Extracted data entries:
···

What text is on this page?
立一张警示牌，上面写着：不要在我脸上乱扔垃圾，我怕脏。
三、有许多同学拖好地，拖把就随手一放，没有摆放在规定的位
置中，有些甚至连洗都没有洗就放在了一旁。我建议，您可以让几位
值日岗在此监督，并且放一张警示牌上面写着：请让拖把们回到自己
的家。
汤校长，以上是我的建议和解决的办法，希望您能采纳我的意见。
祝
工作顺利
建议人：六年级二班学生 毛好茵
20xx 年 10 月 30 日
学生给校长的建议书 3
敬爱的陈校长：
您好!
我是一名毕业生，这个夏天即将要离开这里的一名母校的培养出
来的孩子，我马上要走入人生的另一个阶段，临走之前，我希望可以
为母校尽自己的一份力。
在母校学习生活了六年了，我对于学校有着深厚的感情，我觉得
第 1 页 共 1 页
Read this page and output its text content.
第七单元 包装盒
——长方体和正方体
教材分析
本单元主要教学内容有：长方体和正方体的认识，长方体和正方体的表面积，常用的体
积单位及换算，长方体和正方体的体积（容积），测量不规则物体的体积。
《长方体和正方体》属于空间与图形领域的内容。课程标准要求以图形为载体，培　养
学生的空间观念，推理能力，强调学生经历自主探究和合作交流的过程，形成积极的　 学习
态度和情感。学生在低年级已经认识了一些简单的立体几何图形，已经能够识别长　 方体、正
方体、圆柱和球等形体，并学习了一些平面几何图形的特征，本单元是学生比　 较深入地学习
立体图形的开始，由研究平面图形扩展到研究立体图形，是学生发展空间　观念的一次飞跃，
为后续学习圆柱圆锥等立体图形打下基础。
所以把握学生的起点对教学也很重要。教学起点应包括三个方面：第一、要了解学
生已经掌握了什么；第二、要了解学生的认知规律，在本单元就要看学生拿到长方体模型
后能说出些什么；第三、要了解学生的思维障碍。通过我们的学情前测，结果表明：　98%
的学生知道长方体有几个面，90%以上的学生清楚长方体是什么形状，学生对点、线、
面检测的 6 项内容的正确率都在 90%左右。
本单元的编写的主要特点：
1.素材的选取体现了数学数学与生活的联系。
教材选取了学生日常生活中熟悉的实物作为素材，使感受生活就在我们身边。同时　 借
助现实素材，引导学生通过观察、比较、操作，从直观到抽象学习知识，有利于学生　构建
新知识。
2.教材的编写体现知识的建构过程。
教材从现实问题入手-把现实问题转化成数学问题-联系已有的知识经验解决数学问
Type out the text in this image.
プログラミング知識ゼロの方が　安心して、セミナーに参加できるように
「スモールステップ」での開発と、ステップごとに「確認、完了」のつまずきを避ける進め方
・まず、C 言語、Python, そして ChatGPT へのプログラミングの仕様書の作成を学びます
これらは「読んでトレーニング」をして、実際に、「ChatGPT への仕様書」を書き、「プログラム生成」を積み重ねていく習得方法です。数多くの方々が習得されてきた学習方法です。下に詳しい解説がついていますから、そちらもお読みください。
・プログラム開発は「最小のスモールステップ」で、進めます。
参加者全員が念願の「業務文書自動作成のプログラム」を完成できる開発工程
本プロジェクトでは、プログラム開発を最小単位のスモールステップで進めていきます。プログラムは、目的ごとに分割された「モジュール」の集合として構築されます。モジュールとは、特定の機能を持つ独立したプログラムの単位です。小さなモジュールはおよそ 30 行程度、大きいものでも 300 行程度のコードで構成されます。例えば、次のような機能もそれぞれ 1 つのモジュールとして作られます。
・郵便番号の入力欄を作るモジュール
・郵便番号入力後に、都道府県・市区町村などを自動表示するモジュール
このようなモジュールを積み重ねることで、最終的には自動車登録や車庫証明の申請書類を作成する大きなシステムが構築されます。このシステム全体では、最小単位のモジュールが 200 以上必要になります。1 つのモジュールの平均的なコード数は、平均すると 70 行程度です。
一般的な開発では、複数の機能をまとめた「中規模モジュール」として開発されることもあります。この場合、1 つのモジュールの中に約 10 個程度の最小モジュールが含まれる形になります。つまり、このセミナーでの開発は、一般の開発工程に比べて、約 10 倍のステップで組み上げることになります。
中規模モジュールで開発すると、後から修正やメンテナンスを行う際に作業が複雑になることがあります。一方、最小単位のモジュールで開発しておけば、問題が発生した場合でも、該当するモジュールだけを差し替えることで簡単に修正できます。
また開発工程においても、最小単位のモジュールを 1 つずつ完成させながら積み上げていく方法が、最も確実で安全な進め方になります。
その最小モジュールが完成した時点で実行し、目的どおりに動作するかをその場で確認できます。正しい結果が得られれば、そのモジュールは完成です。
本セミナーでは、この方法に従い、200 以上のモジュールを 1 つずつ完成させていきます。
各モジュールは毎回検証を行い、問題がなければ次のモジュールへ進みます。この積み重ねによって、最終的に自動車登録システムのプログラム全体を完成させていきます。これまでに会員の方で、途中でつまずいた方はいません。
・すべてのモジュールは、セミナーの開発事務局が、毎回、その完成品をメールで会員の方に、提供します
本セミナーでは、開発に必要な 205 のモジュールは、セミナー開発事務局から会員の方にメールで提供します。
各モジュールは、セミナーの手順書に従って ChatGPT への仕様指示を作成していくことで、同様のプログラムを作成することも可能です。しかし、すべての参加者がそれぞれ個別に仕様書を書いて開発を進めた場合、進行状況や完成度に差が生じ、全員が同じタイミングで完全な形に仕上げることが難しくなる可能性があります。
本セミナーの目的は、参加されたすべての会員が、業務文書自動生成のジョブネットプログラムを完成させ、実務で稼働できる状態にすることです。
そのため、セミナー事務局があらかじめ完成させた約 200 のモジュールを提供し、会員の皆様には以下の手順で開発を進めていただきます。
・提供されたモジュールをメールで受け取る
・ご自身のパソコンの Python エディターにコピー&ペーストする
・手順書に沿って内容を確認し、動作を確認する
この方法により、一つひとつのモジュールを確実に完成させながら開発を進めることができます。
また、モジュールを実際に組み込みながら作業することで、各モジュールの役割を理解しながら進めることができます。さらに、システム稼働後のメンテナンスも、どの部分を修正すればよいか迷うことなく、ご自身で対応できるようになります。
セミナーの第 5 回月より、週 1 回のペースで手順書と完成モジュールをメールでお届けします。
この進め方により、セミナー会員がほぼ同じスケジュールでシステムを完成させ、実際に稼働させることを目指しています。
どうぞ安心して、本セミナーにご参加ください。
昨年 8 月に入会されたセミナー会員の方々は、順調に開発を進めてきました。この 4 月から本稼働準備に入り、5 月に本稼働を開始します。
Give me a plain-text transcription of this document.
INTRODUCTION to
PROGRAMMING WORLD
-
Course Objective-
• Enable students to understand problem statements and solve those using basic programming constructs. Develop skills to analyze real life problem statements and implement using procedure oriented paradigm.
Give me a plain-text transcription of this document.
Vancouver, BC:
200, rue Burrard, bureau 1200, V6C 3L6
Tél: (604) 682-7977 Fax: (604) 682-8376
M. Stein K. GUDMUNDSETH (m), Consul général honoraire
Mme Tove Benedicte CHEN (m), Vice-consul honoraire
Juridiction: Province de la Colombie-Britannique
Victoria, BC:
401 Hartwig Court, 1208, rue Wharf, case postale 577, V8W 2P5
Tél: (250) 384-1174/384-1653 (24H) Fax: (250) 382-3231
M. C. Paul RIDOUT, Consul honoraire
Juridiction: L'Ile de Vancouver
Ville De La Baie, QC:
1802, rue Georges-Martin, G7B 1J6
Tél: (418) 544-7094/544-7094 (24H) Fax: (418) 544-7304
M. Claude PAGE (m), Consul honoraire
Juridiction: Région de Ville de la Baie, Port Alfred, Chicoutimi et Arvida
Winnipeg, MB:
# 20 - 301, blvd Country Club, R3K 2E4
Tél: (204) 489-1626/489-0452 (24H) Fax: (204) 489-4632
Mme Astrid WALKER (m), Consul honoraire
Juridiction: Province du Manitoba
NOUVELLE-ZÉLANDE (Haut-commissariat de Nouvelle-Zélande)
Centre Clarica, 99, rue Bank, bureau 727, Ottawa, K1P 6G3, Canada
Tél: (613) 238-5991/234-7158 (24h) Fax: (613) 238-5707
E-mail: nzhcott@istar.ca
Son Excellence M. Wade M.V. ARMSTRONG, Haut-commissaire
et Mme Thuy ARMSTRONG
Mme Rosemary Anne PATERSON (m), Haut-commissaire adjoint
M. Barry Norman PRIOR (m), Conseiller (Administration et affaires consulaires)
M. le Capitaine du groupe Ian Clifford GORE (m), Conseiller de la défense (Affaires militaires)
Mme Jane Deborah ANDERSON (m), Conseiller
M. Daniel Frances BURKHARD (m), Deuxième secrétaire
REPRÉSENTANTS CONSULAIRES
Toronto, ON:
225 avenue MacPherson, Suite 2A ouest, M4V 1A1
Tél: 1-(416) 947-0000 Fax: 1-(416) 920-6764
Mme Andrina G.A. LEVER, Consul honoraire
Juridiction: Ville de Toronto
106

···

Using the listing above, gather each line that holds the string "Juridiction" and copy it.

Juridiction: Province de la Colombie-Britannique
Juridiction: L'Ile de Vancouver
Juridiction: Région de Ville de la Baie, Port Alfred, Chicoutimi et Arvida
Juridiction: Province du Manitoba
Juridiction: Ville de Toronto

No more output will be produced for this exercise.